| AIM OF THE EXERCISE |
Find each line in the items below that contains the string "司机电话", and copy those lines.

| Layout element annotations |
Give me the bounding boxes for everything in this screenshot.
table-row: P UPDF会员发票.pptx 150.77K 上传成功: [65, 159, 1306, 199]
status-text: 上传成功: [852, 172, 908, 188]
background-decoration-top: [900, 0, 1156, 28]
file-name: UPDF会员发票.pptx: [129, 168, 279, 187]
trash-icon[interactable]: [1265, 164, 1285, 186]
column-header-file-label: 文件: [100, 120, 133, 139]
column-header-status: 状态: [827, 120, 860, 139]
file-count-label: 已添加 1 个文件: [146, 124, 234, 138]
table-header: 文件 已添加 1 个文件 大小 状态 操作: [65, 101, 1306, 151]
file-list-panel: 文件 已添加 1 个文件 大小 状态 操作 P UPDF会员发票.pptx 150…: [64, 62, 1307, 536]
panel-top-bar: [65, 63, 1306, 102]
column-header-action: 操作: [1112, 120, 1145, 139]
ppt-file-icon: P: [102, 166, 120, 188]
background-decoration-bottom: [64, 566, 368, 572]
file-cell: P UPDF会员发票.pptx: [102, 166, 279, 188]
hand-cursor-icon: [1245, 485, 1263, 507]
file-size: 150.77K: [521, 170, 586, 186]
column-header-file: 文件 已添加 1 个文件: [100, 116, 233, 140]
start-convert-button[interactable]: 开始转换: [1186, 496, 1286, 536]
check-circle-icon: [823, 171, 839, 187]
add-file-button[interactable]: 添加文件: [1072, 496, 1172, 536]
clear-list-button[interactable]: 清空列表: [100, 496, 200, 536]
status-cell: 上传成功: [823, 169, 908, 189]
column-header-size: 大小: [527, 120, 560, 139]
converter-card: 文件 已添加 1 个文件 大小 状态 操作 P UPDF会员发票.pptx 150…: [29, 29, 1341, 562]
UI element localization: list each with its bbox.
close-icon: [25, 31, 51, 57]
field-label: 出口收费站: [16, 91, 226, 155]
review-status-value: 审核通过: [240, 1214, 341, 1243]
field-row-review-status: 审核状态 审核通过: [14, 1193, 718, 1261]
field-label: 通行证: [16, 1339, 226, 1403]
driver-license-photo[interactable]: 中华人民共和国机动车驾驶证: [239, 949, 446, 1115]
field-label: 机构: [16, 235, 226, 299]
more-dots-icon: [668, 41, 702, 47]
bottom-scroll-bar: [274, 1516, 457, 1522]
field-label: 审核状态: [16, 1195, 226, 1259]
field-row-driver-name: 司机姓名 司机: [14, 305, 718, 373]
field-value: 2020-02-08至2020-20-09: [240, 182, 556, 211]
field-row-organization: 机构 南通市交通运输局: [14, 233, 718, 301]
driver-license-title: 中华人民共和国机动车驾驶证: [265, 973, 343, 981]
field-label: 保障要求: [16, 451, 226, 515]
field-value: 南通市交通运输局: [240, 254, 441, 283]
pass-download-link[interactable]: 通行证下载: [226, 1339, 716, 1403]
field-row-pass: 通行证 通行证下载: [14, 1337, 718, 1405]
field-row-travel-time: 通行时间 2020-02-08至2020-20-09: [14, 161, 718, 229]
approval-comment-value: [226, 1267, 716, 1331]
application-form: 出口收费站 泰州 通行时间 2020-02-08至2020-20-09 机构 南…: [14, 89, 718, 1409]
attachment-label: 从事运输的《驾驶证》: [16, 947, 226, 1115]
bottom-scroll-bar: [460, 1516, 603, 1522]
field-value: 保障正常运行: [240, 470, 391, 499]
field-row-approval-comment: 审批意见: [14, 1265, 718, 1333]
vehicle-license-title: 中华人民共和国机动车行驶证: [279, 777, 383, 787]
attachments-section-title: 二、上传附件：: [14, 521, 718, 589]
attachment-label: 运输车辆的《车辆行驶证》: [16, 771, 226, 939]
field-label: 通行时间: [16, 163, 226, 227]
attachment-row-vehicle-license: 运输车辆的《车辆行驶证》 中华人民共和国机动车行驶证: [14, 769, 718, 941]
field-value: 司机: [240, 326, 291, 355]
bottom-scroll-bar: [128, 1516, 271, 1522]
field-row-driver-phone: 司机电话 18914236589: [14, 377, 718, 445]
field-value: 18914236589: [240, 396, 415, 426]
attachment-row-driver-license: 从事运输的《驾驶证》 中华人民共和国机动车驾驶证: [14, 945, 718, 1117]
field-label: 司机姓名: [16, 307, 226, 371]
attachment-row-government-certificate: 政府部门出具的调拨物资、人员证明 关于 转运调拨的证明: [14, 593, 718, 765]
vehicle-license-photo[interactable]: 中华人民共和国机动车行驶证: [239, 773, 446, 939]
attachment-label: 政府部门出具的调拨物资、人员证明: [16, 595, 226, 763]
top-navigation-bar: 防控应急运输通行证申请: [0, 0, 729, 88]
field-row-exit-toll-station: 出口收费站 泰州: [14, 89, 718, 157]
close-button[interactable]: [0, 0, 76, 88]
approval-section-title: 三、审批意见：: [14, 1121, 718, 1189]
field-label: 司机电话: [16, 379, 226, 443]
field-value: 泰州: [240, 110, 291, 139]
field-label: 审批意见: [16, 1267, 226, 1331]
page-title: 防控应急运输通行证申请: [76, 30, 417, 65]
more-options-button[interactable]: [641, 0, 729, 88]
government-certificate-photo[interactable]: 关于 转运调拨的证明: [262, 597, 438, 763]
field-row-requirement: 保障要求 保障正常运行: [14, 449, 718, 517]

| FINAL RESULT |
field-row-driver-phone: 司机电话 18914236589: [14, 377, 718, 445]
field-label: 司机电话: [16, 379, 226, 443]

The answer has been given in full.